THE TASK:
All of the records listed below should be retyped exactly.

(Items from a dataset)
/---
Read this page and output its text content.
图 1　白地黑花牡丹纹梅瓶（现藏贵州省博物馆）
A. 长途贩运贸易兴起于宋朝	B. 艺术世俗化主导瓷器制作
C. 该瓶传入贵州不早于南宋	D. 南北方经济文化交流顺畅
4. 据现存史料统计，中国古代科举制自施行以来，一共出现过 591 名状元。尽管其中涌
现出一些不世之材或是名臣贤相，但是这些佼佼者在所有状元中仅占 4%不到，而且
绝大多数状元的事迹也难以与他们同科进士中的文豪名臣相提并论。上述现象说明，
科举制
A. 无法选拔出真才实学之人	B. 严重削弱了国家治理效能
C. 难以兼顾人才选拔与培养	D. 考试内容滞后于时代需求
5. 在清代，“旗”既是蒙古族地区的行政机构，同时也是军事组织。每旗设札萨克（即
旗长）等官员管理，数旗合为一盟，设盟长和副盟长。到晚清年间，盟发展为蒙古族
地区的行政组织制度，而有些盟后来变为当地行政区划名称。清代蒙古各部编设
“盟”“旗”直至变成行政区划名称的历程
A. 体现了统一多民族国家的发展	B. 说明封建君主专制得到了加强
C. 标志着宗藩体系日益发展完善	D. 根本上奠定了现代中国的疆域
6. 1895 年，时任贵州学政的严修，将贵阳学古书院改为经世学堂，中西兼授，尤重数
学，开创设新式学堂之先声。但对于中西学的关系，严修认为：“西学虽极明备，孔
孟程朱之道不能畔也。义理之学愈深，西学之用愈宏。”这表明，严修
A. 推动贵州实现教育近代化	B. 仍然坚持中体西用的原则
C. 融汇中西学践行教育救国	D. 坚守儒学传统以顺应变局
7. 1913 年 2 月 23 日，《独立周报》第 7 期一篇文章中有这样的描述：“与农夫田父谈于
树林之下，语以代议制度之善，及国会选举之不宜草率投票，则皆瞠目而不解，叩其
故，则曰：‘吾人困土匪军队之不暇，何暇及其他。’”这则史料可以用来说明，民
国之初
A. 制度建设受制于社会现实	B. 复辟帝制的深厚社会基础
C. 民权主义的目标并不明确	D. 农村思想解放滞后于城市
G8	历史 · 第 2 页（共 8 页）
\---
TASK SOLUTION:
Read this page and output its text content.
图 1　白地黑花牡丹纹梅瓶（现藏贵州省博物馆）
A. 长途贩运贸易兴起于宋朝	B. 艺术世俗化主导瓷器制作
C. 该瓶传入贵州不早于南宋	D. 南北方经济文化交流顺畅
4. 据现存史料统计，中国古代科举制自施行以来，一共出现过 591 名状元。尽管其中涌
现出一些不世之材或是名臣贤相，但是这些佼佼者在所有状元中仅占 4%不到，而且
绝大多数状元的事迹也难以与他们同科进士中的文豪名臣相提并论。上述现象说明，
科举制
A. 无法选拔出真才实学之人	B. 严重削弱了国家治理效能
C. 难以兼顾人才选拔与培养	D. 考试内容滞后于时代需求
5. 在清代，“旗”既是蒙古族地区的行政机构，同时也是军事组织。每旗设札萨克（即
旗长）等官员管理，数旗合为一盟，设盟长和副盟长。到晚清年间，盟发展为蒙古族
地区的行政组织制度，而有些盟后来变为当地行政区划名称。清代蒙古各部编设
“盟”“旗”直至变成行政区划名称的历程
A. 体现了统一多民族国家的发展	B. 说明封建君主专制得到了加强
C. 标志着宗藩体系日益发展完善	D. 根本上奠定了现代中国的疆域
6. 1895 年，时任贵州学政的严修，将贵阳学古书院改为经世学堂，中西兼授，尤重数
学，开创设新式学堂之先声。但对于中西学的关系，严修认为：“西学虽极明备，孔
孟程朱之道不能畔也。义理之学愈深，西学之用愈宏。”这表明，严修
A. 推动贵州实现教育近代化	B. 仍然坚持中体西用的原则
C. 融汇中西学践行教育救国	D. 坚守儒学传统以顺应变局
7. 1913 年 2 月 23 日，《独立周报》第 7 期一篇文章中有这样的描述：“与农夫田父谈于
树林之下，语以代议制度之善，及国会选举之不宜草率投票，则皆瞠目而不解，叩其
故，则曰：‘吾人困土匪军队之不暇，何暇及其他。’”这则史料可以用来说明，民
国之初
A. 制度建设受制于社会现实	B. 复辟帝制的深厚社会基础
C. 民权主义的目标并不明确	D. 农村思想解放滞后于城市
G8	历史 · 第 2 页（共 8 页）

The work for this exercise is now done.